Start Listing

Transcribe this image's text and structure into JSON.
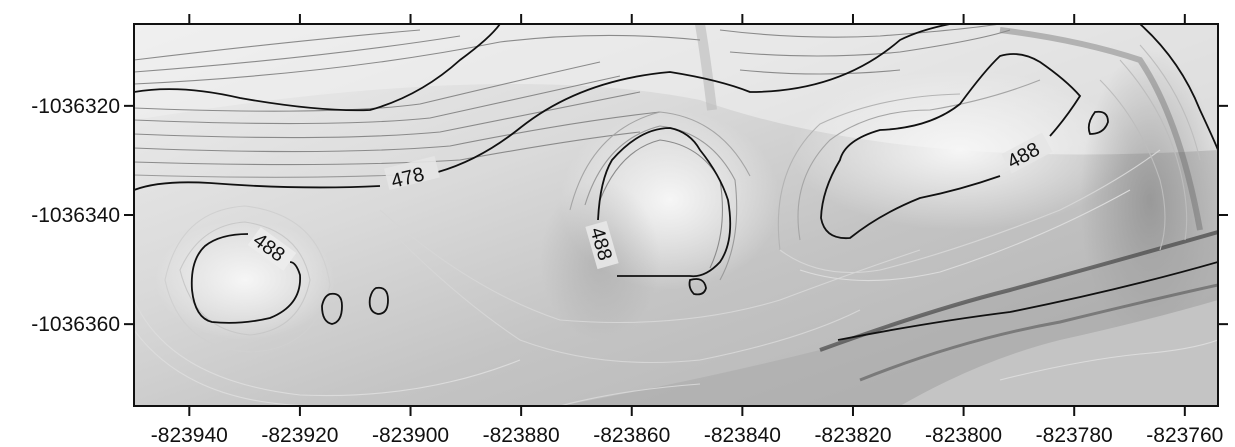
{
  "map": {
    "x_ticks": [
      "-823940",
      "-823920",
      "-823900",
      "-823880",
      "-823860",
      "-823840",
      "-823820",
      "-823800",
      "-823780",
      "-823760"
    ],
    "y_ticks": [
      "-1036320",
      "-1036340",
      "-1036360"
    ],
    "x_range": [
      -823950,
      -823754
    ],
    "y_range": [
      -1036375,
      -1036305
    ],
    "contour_labels": [
      {
        "text": "478"
      },
      {
        "text": "488"
      },
      {
        "text": "488"
      },
      {
        "text": "488"
      }
    ],
    "colors": {
      "index_contour": "#111111",
      "minor_contour_dark": "#8a8a8a",
      "minor_contour_light": "#d6d6d6",
      "relief_light": "#f2f2f2",
      "relief_dark": "#9a9a9a"
    }
  }
}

End Listing

Instructions to follow:
Without including any pictures, please restate all the records exactly.

Result:
Transcribe this image's text and structure into JSON.
{
  "map": {
    "x_ticks": [
      "-823940",
      "-823920",
      "-823900",
      "-823880",
      "-823860",
      "-823840",
      "-823820",
      "-823800",
      "-823780",
      "-823760"
    ],
    "y_ticks": [
      "-1036320",
      "-1036340",
      "-1036360"
    ],
    "x_range": [
      -823950,
      -823754
    ],
    "y_range": [
      -1036375,
      -1036305
    ],
    "contour_labels": [
      {
        "text": "478"
      },
      {
        "text": "488"
      },
      {
        "text": "488"
      },
      {
        "text": "488"
      }
    ],
    "colors": {
      "index_contour": "#111111",
      "minor_contour_dark": "#8a8a8a",
      "minor_contour_light": "#d6d6d6",
      "relief_light": "#f2f2f2",
      "relief_dark": "#9a9a9a"
    }
  }
}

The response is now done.